Goal: Please quote the material exactly, every line of it.

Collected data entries
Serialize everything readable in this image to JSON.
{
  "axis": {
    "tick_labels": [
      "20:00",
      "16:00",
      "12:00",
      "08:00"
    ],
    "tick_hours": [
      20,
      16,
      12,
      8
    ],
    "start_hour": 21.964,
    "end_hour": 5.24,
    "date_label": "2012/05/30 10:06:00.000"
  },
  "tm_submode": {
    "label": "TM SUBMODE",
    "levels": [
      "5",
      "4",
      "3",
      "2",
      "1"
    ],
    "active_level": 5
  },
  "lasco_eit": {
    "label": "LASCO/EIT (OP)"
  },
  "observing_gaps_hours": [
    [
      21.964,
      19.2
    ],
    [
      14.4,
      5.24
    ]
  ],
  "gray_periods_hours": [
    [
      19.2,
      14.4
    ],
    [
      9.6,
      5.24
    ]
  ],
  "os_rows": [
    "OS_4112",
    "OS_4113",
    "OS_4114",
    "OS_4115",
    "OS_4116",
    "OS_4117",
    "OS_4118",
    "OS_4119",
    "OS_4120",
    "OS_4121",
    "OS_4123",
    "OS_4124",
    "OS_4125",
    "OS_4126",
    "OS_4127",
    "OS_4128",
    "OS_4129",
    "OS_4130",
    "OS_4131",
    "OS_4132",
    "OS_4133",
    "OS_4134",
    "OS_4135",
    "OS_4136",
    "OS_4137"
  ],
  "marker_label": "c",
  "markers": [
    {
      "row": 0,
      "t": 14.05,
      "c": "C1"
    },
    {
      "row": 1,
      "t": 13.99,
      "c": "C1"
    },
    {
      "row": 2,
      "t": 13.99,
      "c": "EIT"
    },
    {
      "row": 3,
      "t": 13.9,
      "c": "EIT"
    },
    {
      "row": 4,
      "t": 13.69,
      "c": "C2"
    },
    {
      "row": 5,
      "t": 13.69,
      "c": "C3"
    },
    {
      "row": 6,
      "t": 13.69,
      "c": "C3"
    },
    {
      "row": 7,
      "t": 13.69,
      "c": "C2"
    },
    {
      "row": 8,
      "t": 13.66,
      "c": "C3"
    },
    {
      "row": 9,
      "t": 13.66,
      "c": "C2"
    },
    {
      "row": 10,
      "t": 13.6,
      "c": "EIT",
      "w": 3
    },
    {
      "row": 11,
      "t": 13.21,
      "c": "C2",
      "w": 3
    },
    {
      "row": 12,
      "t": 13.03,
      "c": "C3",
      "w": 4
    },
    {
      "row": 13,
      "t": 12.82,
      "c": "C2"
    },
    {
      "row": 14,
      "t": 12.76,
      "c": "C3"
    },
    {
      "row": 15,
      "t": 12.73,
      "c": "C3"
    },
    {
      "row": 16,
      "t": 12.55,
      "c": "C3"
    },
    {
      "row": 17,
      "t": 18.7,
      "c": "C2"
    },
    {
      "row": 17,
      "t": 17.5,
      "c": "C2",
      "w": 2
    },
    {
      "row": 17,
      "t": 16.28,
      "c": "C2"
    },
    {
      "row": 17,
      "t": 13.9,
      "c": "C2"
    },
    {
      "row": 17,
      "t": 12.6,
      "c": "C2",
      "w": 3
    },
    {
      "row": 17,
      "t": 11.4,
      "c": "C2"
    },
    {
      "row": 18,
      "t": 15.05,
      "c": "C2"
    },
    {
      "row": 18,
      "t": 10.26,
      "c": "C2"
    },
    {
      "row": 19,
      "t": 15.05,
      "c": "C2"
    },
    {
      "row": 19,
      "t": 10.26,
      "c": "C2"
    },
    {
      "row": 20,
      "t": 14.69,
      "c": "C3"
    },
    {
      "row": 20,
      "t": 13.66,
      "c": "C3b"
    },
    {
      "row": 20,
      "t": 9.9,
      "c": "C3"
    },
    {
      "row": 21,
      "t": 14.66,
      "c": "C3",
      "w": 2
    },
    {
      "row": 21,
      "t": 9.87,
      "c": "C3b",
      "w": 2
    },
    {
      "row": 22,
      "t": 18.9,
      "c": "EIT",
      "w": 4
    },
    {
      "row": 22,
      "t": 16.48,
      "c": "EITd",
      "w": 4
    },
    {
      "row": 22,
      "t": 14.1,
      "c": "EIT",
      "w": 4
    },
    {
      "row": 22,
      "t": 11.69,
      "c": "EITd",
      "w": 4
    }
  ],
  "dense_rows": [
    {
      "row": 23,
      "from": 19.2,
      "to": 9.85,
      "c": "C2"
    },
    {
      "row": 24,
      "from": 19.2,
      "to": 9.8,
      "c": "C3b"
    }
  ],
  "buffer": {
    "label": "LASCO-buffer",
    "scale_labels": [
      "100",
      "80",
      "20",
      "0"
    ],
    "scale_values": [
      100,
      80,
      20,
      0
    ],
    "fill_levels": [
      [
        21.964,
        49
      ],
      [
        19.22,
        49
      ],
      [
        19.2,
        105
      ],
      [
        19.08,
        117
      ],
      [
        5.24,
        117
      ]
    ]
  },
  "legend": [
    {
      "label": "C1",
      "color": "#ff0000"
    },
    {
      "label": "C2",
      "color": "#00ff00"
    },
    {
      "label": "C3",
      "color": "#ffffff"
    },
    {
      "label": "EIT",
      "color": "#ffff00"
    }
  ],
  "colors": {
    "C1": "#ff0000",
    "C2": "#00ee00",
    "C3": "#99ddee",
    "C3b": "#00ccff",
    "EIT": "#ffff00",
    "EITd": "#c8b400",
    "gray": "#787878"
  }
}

In response:
Serialize everything readable in this image to JSON.
{
  "axis": {
    "tick_labels": [
      "20:00",
      "16:00",
      "12:00",
      "08:00"
    ],
    "tick_hours": [
      20,
      16,
      12,
      8
    ],
    "start_hour": 21.964,
    "end_hour": 5.24,
    "date_label": "2012/05/30 10:06:00.000"
  },
  "tm_submode": {
    "label": "TM SUBMODE",
    "levels": [
      "5",
      "4",
      "3",
      "2",
      "1"
    ],
    "active_level": 5
  },
  "lasco_eit": {
    "label": "LASCO/EIT (OP)"
  },
  "observing_gaps_hours": [
    [
      21.964,
      19.2
    ],
    [
      14.4,
      5.24
    ]
  ],
  "gray_periods_hours": [
    [
      19.2,
      14.4
    ],
    [
      9.6,
      5.24
    ]
  ],
  "os_rows": [
    "OS_4112",
    "OS_4113",
    "OS_4114",
    "OS_4115",
    "OS_4116",
    "OS_4117",
    "OS_4118",
    "OS_4119",
    "OS_4120",
    "OS_4121",
    "OS_4123",
    "OS_4124",
    "OS_4125",
    "OS_4126",
    "OS_4127",
    "OS_4128",
    "OS_4129",
    "OS_4130",
    "OS_4131",
    "OS_4132",
    "OS_4133",
    "OS_4134",
    "OS_4135",
    "OS_4136",
    "OS_4137"
  ],
  "marker_label": "c",
  "markers": [
    {
      "row": 0,
      "t": 14.05,
      "c": "C1"
    },
    {
      "row": 1,
      "t": 13.99,
      "c": "C1"
    },
    {
      "row": 2,
      "t": 13.99,
      "c": "EIT"
    },
    {
      "row": 3,
      "t": 13.9,
      "c": "EIT"
    },
    {
      "row": 4,
      "t": 13.69,
      "c": "C2"
    },
    {
      "row": 5,
      "t": 13.69,
      "c": "C3"
    },
    {
      "row": 6,
      "t": 13.69,
      "c": "C3"
    },
    {
      "row": 7,
      "t": 13.69,
      "c": "C2"
    },
    {
      "row": 8,
      "t": 13.66,
      "c": "C3"
    },
    {
      "row": 9,
      "t": 13.66,
      "c": "C2"
    },
    {
      "row": 10,
      "t": 13.6,
      "c": "EIT",
      "w": 3
    },
    {
      "row": 11,
      "t": 13.21,
      "c": "C2",
      "w": 3
    },
    {
      "row": 12,
      "t": 13.03,
      "c": "C3",
      "w": 4
    },
    {
      "row": 13,
      "t": 12.82,
      "c": "C2"
    },
    {
      "row": 14,
      "t": 12.76,
      "c": "C3"
    },
    {
      "row": 15,
      "t": 12.73,
      "c": "C3"
    },
    {
      "row": 16,
      "t": 12.55,
      "c": "C3"
    },
    {
      "row": 17,
      "t": 18.7,
      "c": "C2"
    },
    {
      "row": 17,
      "t": 17.5,
      "c": "C2",
      "w": 2
    },
    {
      "row": 17,
      "t": 16.28,
      "c": "C2"
    },
    {
      "row": 17,
      "t": 13.9,
      "c": "C2"
    },
    {
      "row": 17,
      "t": 12.6,
      "c": "C2",
      "w": 3
    },
    {
      "row": 17,
      "t": 11.4,
      "c": "C2"
    },
    {
      "row": 18,
      "t": 15.05,
      "c": "C2"
    },
    {
      "row": 18,
      "t": 10.26,
      "c": "C2"
    },
    {
      "row": 19,
      "t": 15.05,
      "c": "C2"
    },
    {
      "row": 19,
      "t": 10.26,
      "c": "C2"
    },
    {
      "row": 20,
      "t": 14.69,
      "c": "C3"
    },
    {
      "row": 20,
      "t": 13.66,
      "c": "C3b"
    },
    {
      "row": 20,
      "t": 9.9,
      "c": "C3"
    },
    {
      "row": 21,
      "t": 14.66,
      "c": "C3",
      "w": 2
    },
    {
      "row": 21,
      "t": 9.87,
      "c": "C3b",
      "w": 2
    },
    {
      "row": 22,
      "t": 18.9,
      "c": "EIT",
      "w": 4
    },
    {
      "row": 22,
      "t": 16.48,
      "c": "EITd",
      "w": 4
    },
    {
      "row": 22,
      "t": 14.1,
      "c": "EIT",
      "w": 4
    },
    {
      "row": 22,
      "t": 11.69,
      "c": "EITd",
      "w": 4
    }
  ],
  "dense_rows": [
    {
      "row": 23,
      "from": 19.2,
      "to": 9.85,
      "c": "C2"
    },
    {
      "row": 24,
      "from": 19.2,
      "to": 9.8,
      "c": "C3b"
    }
  ],
  "buffer": {
    "label": "LASCO-buffer",
    "scale_labels": [
      "100",
      "80",
      "20",
      "0"
    ],
    "scale_values": [
      100,
      80,
      20,
      0
    ],
    "fill_levels": [
      [
        21.964,
        49
      ],
      [
        19.22,
        49
      ],
      [
        19.2,
        105
      ],
      [
        19.08,
        117
      ],
      [
        5.24,
        117
      ]
    ]
  },
  "legend": [
    {
      "label": "C1",
      "color": "#ff0000"
    },
    {
      "label": "C2",
      "color": "#00ff00"
    },
    {
      "label": "C3",
      "color": "#ffffff"
    },
    {
      "label": "EIT",
      "color": "#ffff00"
    }
  ],
  "colors": {
    "C1": "#ff0000",
    "C2": "#00ee00",
    "C3": "#99ddee",
    "C3b": "#00ccff",
    "EIT": "#ffff00",
    "EITd": "#c8b400",
    "gray": "#787878"
  }
}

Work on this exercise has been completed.